:: Problem requirements ::
Write out exactly the lines between the line containing "Output a JSON" and the end of the records, counting both ends, and leave out all pictures.

(Dataset records)
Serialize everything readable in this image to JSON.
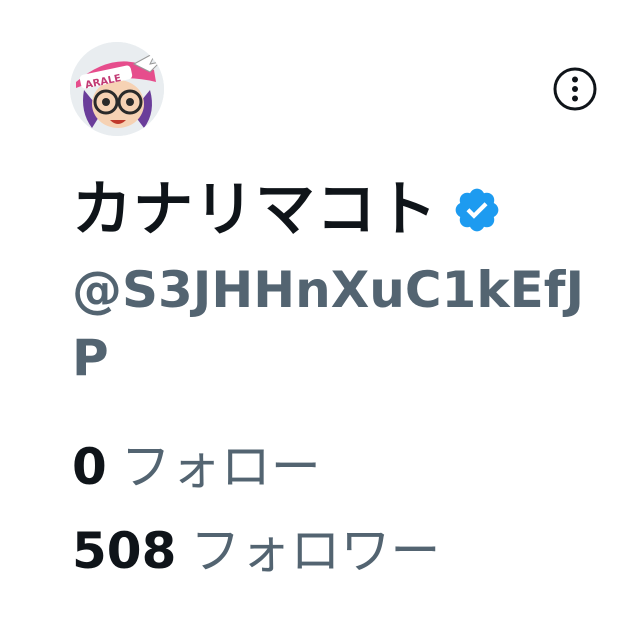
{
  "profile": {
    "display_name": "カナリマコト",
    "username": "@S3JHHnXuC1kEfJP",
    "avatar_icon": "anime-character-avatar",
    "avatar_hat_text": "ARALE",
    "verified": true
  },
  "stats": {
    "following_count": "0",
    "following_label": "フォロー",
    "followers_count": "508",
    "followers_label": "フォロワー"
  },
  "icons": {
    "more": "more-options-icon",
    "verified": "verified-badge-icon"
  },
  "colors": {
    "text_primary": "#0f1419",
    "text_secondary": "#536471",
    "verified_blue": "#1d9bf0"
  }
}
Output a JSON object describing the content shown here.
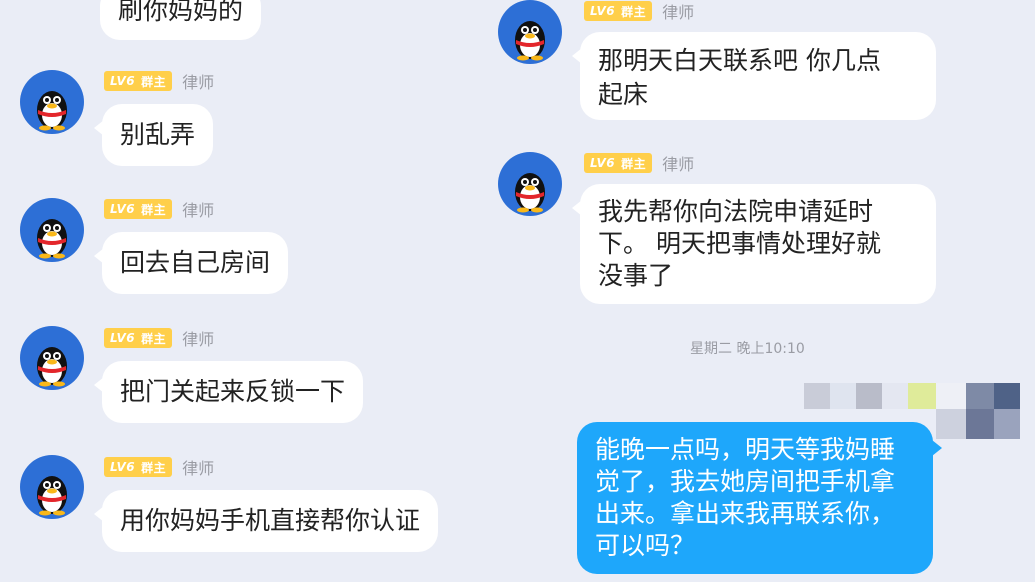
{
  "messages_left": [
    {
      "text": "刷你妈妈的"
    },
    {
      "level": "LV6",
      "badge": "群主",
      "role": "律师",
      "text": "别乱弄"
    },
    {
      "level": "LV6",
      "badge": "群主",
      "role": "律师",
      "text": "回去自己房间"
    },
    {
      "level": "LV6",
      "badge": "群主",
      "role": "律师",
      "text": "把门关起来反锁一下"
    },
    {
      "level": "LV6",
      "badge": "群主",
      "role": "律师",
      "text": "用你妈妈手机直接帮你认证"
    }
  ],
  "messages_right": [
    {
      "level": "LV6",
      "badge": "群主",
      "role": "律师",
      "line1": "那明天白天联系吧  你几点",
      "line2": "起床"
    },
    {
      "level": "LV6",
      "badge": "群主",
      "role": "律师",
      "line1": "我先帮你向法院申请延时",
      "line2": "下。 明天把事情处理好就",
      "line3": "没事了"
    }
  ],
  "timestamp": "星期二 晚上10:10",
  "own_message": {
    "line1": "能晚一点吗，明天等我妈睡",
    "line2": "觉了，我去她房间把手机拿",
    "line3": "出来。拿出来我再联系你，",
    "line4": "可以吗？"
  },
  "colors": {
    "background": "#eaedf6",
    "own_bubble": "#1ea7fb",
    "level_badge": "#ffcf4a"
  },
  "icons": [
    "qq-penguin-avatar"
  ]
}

:: Expected output ::
Output a JSON object describing the content shown here.
{
  "messages_left": [
    {
      "text": "刷你妈妈的"
    },
    {
      "level": "LV6",
      "badge": "群主",
      "role": "律师",
      "text": "别乱弄"
    },
    {
      "level": "LV6",
      "badge": "群主",
      "role": "律师",
      "text": "回去自己房间"
    },
    {
      "level": "LV6",
      "badge": "群主",
      "role": "律师",
      "text": "把门关起来反锁一下"
    },
    {
      "level": "LV6",
      "badge": "群主",
      "role": "律师",
      "text": "用你妈妈手机直接帮你认证"
    }
  ],
  "messages_right": [
    {
      "level": "LV6",
      "badge": "群主",
      "role": "律师",
      "line1": "那明天白天联系吧  你几点",
      "line2": "起床"
    },
    {
      "level": "LV6",
      "badge": "群主",
      "role": "律师",
      "line1": "我先帮你向法院申请延时",
      "line2": "下。 明天把事情处理好就",
      "line3": "没事了"
    }
  ],
  "timestamp": "星期二 晚上10:10",
  "own_message": {
    "line1": "能晚一点吗，明天等我妈睡",
    "line2": "觉了，我去她房间把手机拿",
    "line3": "出来。拿出来我再联系你，",
    "line4": "可以吗？"
  },
  "colors": {
    "background": "#eaedf6",
    "own_bubble": "#1ea7fb",
    "level_badge": "#ffcf4a"
  },
  "icons": [
    "qq-penguin-avatar"
  ]
}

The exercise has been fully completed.